## THE PROBLEM
Reproduce the records below in full and exactly, without their images.

## INPUT FOR THIS TASK

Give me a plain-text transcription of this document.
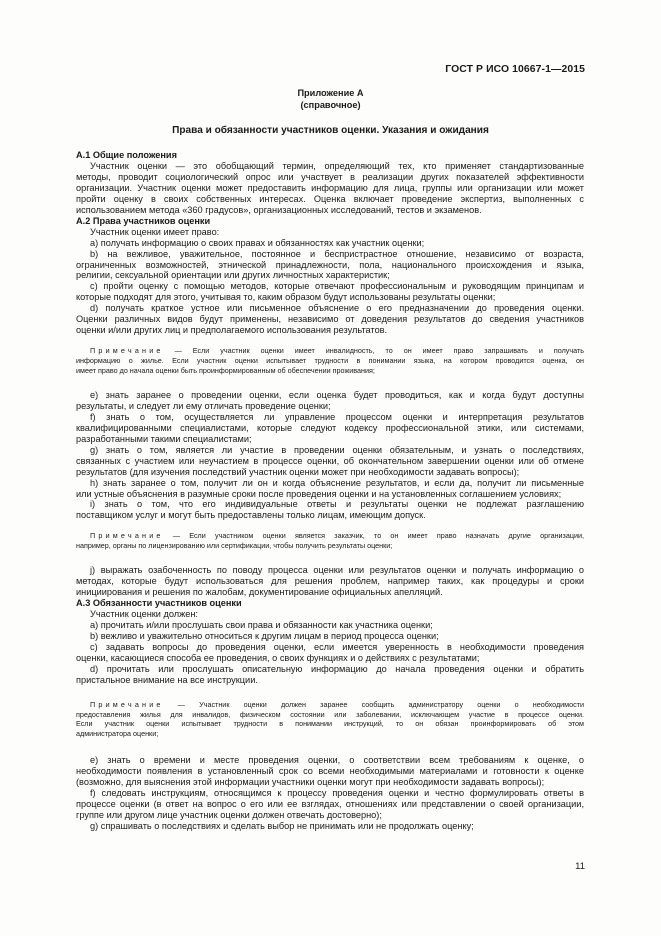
ГОСТ Р ИСО 10667-1—2015
Приложение А
(справочное)
Права и обязанности участников оценки. Указания и ожидания
А.1 Общие положения
Участник оценки — это обобщающий термин, определяющий тех, кто применяет стандартизованные
методы, проводит социологический опрос или участвует в реализации других показателей эффективности
организации. Участник оценки может предоставить информацию для лица, группы или организации или может
пройти оценку в своих собственных интересах. Оценка включает проведение экспертиз, выполненных с
использованием метода «360 градусов», организационных исследований, тестов и экзаменов.
А.2 Права участников оценки
Участник оценки имеет право:
а) получать информацию о своих правах и обязанностях как участник оценки;
b) на вежливое, уважительное, постоянное и беспристрастное отношение, независимо от возраста,
ограниченных возможностей, этнической принадлежности, пола, национального происхождения и языка,
религии, сексуальной ориентации или других личностных характеристик;
c) пройти оценку с помощью методов, которые отвечают профессиональным и руководящим принципам и
которые подходят для этого, учитывая то, каким образом будут использованы результаты оценки;
d) получать краткое устное или письменное объяснение о его предназначении до проведения оценки.
Оценки различных видов будут применены, независимо от доведения результатов до сведения участников
оценки и/или других лиц и предполагаемого использования результатов.
Примечание — Если участник оценки имеет инвалидность, то он имеет право запрашивать и получать
информацию о жилье. Если участник оценки испытывает трудности в понимании языка, на котором проводится оценка, он
имеет право до начала оценки быть проинформированным об обеспечении проживания;
е) знать заранее о проведении оценки, если оценка будет проводиться, как и когда будут доступны
результаты, и следует ли ему отличать проведение оценки;
f) знать о том, осуществляется ли управление процессом оценки и интерпретация результатов
квалифицированными специалистами, которые следуют кодексу профессиональной этики, или системами,
разработанными такими специалистами;
g) знать о том, является ли участие в проведении оценки обязательным, и узнать о последствиях,
связанных с участием или неучастием в процессе оценки, об окончательном завершении оценки или об отмене
результатов (для изучения последствий участник оценки может при необходимости задавать вопросы);
h) знать заранее о том, получит ли он и когда объяснение результатов, и если да, получит ли письменные
или устные объяснения в разумные сроки после проведения оценки и на установленных соглашением условиях;
i) знать о том, что его индивидуальные ответы и результаты оценки не подлежат разглашению
поставщиком услуг и могут быть предоставлены только лицам, имеющим допуск.
Примечание — Если участником оценки является заказчик, то он имеет право назначать другие организации,
например, органы по лицензированию или сертификации, чтобы получить результаты оценки;
j) выражать озабоченность по поводу процесса оценки или результатов оценки и получать информацию о
методах, которые будут использоваться для решения проблем, например таких, как процедуры и сроки
инициирования и решения по жалобам, документирование официальных апелляций.
А.3 Обязанности участников оценки
Участник оценки должен:
а) прочитать и/или прослушать свои права и обязанности как участника оценки;
b) вежливо и уважительно относиться к другим лицам в период процесса оценки;
c) задавать вопросы до проведения оценки, если имеется уверенность в необходимости проведения
оценки, касающиеся способа ее проведения, о своих функциях и о действиях с результатами;
d) прочитать или прослушать описательную информацию до начала проведения оценки и обратить
пристальное внимание на все инструкции.
Примечание — Участник оценки должен заранее сообщить администратору оценки о необходимости
предоставления жилья для инвалидов, физическом состоянии или заболевании, исключающем участие в процессе оценки.
Если участник оценки испытывает трудности в понимании инструкций, то он обязан проинформировать об этом
администратора оценки;
е) знать о времени и месте проведения оценки, о соответствии всем требованиям к оценке, о
необходимости появления в установленный срок со всеми необходимыми материалами и готовности к оценке
(возможно, для выяснения этой информации участники оценки могут при необходимости задавать вопросы);
f) следовать инструкциям, относящимся к процессу проведения оценки и честно формулировать ответы в
процессе оценки (в ответ на вопрос о его или ее взглядах, отношениях или представлении о своей организации,
группе или другом лице участник оценки должен отвечать достоверно);
g) спрашивать о последствиях и сделать выбор не принимать или не продолжать оценку;
11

## SOLUTION TO THIS TASK
Give me a plain-text transcription of this document.
ГОСТ Р ИСО 10667-1—2015
Приложение А
(справочное)
Права и обязанности участников оценки. Указания и ожидания
А.1 Общие положения
Участник оценки — это обобщающий термин, определяющий тех, кто применяет стандартизованные
методы, проводит социологический опрос или участвует в реализации других показателей эффективности
организации. Участник оценки может предоставить информацию для лица, группы или организации или может
пройти оценку в своих собственных интересах. Оценка включает проведение экспертиз, выполненных с
использованием метода «360 градусов», организационных исследований, тестов и экзаменов.
А.2 Права участников оценки
Участник оценки имеет право:
а) получать информацию о своих правах и обязанностях как участник оценки;
b) на вежливое, уважительное, постоянное и беспристрастное отношение, независимо от возраста,
ограниченных возможностей, этнической принадлежности, пола, национального происхождения и языка,
религии, сексуальной ориентации или других личностных характеристик;
c) пройти оценку с помощью методов, которые отвечают профессиональным и руководящим принципам и
которые подходят для этого, учитывая то, каким образом будут использованы результаты оценки;
d) получать краткое устное или письменное объяснение о его предназначении до проведения оценки.
Оценки различных видов будут применены, независимо от доведения результатов до сведения участников
оценки и/или других лиц и предполагаемого использования результатов.
Примечание — Если участник оценки имеет инвалидность, то он имеет право запрашивать и получать
информацию о жилье. Если участник оценки испытывает трудности в понимании языка, на котором проводится оценка, он
имеет право до начала оценки быть проинформированным об обеспечении проживания;
е) знать заранее о проведении оценки, если оценка будет проводиться, как и когда будут доступны
результаты, и следует ли ему отличать проведение оценки;
f) знать о том, осуществляется ли управление процессом оценки и интерпретация результатов
квалифицированными специалистами, которые следуют кодексу профессиональной этики, или системами,
разработанными такими специалистами;
g) знать о том, является ли участие в проведении оценки обязательным, и узнать о последствиях,
связанных с участием или неучастием в процессе оценки, об окончательном завершении оценки или об отмене
результатов (для изучения последствий участник оценки может при необходимости задавать вопросы);
h) знать заранее о том, получит ли он и когда объяснение результатов, и если да, получит ли письменные
или устные объяснения в разумные сроки после проведения оценки и на установленных соглашением условиях;
i) знать о том, что его индивидуальные ответы и результаты оценки не подлежат разглашению
поставщиком услуг и могут быть предоставлены только лицам, имеющим допуск.
Примечание — Если участником оценки является заказчик, то он имеет право назначать другие организации,
например, органы по лицензированию или сертификации, чтобы получить результаты оценки;
j) выражать озабоченность по поводу процесса оценки или результатов оценки и получать информацию о
методах, которые будут использоваться для решения проблем, например таких, как процедуры и сроки
инициирования и решения по жалобам, документирование официальных апелляций.
А.3 Обязанности участников оценки
Участник оценки должен:
а) прочитать и/или прослушать свои права и обязанности как участника оценки;
b) вежливо и уважительно относиться к другим лицам в период процесса оценки;
c) задавать вопросы до проведения оценки, если имеется уверенность в необходимости проведения
оценки, касающиеся способа ее проведения, о своих функциях и о действиях с результатами;
d) прочитать или прослушать описательную информацию до начала проведения оценки и обратить
пристальное внимание на все инструкции.
Примечание — Участник оценки должен заранее сообщить администратору оценки о необходимости
предоставления жилья для инвалидов, физическом состоянии или заболевании, исключающем участие в процессе оценки.
Если участник оценки испытывает трудности в понимании инструкций, то он обязан проинформировать об этом
администратора оценки;
е) знать о времени и месте проведения оценки, о соответствии всем требованиям к оценке, о
необходимости появления в установленный срок со всеми необходимыми материалами и готовности к оценке
(возможно, для выяснения этой информации участники оценки могут при необходимости задавать вопросы);
f) следовать инструкциям, относящимся к процессу проведения оценки и честно формулировать ответы в
процессе оценки (в ответ на вопрос о его или ее взглядах, отношениях или представлении о своей организации,
группе или другом лице участник оценки должен отвечать достоверно);
g) спрашивать о последствиях и сделать выбор не принимать или не продолжать оценку;
11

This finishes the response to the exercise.